begin Data
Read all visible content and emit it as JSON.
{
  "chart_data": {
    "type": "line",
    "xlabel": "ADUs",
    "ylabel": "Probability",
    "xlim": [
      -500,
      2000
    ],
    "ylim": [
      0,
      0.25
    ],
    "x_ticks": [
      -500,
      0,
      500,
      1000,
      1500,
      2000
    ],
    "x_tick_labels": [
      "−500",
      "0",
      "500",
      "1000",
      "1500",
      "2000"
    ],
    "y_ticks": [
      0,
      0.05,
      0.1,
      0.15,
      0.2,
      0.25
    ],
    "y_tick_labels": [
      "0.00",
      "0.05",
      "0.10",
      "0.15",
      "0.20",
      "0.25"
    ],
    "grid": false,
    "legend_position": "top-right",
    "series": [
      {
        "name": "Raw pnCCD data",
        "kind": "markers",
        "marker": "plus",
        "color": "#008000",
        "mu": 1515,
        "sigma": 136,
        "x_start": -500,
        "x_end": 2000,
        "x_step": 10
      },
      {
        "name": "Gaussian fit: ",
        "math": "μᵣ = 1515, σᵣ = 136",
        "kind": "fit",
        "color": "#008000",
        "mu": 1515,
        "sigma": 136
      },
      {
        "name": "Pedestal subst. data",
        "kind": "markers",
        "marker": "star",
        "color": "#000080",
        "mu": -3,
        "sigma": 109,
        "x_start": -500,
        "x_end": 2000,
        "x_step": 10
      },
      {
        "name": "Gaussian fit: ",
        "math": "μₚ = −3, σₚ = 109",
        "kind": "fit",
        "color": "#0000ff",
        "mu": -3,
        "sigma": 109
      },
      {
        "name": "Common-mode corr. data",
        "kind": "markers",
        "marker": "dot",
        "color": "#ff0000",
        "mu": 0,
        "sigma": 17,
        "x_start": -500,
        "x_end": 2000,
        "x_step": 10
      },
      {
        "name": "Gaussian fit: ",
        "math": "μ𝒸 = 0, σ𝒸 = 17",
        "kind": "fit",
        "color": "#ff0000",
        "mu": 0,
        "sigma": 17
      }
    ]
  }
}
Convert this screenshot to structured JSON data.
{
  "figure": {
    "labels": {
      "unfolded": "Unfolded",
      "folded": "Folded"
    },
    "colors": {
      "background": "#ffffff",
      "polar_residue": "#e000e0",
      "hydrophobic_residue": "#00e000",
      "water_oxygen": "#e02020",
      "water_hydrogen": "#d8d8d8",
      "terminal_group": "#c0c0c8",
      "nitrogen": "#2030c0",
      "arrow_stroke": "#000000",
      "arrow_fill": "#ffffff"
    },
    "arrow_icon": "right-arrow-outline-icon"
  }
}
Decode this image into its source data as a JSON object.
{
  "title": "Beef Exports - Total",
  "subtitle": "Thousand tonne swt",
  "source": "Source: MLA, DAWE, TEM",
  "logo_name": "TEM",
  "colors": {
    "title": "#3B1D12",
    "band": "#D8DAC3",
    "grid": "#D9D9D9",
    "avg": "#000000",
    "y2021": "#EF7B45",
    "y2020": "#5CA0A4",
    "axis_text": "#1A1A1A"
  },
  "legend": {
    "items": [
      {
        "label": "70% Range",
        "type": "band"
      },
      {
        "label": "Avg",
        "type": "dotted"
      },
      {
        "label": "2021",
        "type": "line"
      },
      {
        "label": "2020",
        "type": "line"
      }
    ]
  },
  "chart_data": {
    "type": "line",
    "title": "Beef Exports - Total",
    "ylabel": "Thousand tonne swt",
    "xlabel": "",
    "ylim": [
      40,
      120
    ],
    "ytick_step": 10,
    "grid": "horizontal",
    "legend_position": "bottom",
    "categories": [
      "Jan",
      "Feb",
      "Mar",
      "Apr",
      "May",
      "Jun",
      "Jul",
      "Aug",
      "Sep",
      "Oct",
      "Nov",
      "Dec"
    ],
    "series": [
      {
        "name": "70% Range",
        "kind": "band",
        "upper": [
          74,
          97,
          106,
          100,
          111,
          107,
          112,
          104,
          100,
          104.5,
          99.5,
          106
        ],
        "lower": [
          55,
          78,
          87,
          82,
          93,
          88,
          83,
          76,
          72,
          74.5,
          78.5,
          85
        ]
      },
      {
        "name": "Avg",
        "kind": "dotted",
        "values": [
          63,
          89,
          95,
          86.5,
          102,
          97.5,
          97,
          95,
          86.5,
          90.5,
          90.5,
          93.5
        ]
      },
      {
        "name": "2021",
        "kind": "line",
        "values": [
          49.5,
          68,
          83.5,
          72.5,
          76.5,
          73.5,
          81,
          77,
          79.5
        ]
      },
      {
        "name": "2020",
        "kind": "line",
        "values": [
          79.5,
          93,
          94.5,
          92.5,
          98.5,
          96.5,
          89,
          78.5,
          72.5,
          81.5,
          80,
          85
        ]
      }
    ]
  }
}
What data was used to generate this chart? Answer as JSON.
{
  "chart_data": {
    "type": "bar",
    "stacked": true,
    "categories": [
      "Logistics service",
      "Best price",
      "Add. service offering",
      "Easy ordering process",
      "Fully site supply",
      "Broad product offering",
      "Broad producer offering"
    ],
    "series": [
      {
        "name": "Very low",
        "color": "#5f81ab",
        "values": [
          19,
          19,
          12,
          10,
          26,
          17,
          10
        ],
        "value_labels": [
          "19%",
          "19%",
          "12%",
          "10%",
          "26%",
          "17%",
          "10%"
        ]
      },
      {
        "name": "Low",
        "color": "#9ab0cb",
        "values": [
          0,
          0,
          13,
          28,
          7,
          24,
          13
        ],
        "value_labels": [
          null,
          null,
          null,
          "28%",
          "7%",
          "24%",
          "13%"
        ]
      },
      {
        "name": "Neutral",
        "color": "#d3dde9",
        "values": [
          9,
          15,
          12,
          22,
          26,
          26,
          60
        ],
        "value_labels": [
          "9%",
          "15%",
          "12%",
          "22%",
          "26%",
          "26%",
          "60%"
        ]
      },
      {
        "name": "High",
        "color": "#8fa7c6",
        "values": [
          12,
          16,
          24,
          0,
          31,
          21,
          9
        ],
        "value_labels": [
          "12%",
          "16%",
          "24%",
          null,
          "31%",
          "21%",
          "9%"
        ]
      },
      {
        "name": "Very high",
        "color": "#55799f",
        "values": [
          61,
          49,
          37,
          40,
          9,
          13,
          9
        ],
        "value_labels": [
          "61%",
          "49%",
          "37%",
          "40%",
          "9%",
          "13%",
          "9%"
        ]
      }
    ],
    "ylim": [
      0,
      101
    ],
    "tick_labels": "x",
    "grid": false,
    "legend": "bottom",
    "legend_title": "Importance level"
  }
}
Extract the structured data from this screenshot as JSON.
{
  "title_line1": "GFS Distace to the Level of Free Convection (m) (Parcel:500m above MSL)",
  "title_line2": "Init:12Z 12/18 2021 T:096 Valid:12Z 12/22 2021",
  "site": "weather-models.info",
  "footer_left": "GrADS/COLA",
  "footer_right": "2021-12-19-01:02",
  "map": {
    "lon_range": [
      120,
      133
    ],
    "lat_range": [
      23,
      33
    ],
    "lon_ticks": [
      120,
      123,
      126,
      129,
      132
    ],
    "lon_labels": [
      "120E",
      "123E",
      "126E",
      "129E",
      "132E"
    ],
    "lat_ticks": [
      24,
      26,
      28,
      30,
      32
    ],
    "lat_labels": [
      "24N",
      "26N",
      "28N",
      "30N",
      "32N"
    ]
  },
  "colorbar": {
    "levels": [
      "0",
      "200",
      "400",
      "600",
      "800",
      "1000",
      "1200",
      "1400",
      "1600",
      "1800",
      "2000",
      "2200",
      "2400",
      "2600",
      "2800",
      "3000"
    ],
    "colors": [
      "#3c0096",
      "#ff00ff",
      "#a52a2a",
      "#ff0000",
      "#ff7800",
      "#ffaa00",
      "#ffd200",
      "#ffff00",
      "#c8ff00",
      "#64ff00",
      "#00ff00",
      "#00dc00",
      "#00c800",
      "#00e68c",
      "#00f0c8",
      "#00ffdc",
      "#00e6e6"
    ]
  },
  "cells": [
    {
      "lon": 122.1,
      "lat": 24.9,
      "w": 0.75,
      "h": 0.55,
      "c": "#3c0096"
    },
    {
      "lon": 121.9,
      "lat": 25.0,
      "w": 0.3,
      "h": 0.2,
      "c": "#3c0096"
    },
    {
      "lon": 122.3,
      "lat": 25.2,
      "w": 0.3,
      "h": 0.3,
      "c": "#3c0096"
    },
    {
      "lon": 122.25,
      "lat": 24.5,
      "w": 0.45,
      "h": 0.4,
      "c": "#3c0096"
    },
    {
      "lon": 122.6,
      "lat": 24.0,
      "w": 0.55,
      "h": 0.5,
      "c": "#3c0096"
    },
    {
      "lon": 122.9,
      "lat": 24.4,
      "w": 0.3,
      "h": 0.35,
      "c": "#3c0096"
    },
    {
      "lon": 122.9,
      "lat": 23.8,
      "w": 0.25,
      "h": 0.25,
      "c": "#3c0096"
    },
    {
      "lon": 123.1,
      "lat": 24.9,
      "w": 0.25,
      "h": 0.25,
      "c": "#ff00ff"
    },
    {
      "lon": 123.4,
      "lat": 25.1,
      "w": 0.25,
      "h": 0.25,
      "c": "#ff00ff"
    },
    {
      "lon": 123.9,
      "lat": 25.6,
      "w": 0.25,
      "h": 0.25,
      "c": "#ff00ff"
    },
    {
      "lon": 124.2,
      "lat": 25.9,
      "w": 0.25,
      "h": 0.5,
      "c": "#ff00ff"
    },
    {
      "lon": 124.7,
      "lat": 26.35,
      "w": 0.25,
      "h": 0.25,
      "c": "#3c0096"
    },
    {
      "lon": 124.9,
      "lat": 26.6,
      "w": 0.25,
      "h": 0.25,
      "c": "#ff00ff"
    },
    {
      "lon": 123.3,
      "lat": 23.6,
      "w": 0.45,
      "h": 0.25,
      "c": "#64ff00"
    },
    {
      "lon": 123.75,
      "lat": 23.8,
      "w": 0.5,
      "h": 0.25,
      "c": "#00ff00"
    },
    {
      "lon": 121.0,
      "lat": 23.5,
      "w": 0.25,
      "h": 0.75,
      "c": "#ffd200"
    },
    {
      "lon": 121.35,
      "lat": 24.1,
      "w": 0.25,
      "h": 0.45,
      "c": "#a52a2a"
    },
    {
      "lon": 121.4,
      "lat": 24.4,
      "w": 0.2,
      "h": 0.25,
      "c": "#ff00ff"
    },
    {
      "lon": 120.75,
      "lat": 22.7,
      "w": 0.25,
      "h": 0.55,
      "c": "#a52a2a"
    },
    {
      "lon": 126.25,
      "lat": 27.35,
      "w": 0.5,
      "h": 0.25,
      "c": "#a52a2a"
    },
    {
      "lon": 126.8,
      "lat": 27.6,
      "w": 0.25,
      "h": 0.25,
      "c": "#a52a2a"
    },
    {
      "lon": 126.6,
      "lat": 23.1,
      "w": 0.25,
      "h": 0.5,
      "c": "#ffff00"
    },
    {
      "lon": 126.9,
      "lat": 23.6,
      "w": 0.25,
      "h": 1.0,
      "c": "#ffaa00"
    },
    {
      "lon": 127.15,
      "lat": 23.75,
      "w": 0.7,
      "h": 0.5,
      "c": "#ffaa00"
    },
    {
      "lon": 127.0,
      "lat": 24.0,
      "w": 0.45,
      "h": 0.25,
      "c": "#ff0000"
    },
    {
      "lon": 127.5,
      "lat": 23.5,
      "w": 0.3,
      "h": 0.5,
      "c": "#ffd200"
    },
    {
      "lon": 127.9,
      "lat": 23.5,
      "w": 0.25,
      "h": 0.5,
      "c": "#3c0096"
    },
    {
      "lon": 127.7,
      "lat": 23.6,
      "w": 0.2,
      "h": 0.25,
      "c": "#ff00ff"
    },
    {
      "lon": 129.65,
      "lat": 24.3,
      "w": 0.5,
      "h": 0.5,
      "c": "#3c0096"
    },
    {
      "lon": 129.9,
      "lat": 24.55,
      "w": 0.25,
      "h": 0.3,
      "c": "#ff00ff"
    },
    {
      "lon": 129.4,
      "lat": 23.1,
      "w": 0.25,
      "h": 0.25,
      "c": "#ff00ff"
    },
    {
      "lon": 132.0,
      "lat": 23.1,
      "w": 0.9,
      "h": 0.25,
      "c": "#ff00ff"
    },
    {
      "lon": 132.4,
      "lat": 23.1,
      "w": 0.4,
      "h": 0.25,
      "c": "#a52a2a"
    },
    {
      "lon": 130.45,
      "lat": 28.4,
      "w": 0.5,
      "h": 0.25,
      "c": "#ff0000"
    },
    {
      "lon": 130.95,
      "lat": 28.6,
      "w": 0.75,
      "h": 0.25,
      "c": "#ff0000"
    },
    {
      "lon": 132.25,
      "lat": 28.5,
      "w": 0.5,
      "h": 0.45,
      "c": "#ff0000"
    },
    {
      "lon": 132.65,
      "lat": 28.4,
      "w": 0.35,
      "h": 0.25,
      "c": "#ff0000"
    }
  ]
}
end Data
*Exercise*:
Identify every line holding the word "Broad" and copy it out.

*Result for this exercise*:
      "Broad product offering",
      "Broad producer offering"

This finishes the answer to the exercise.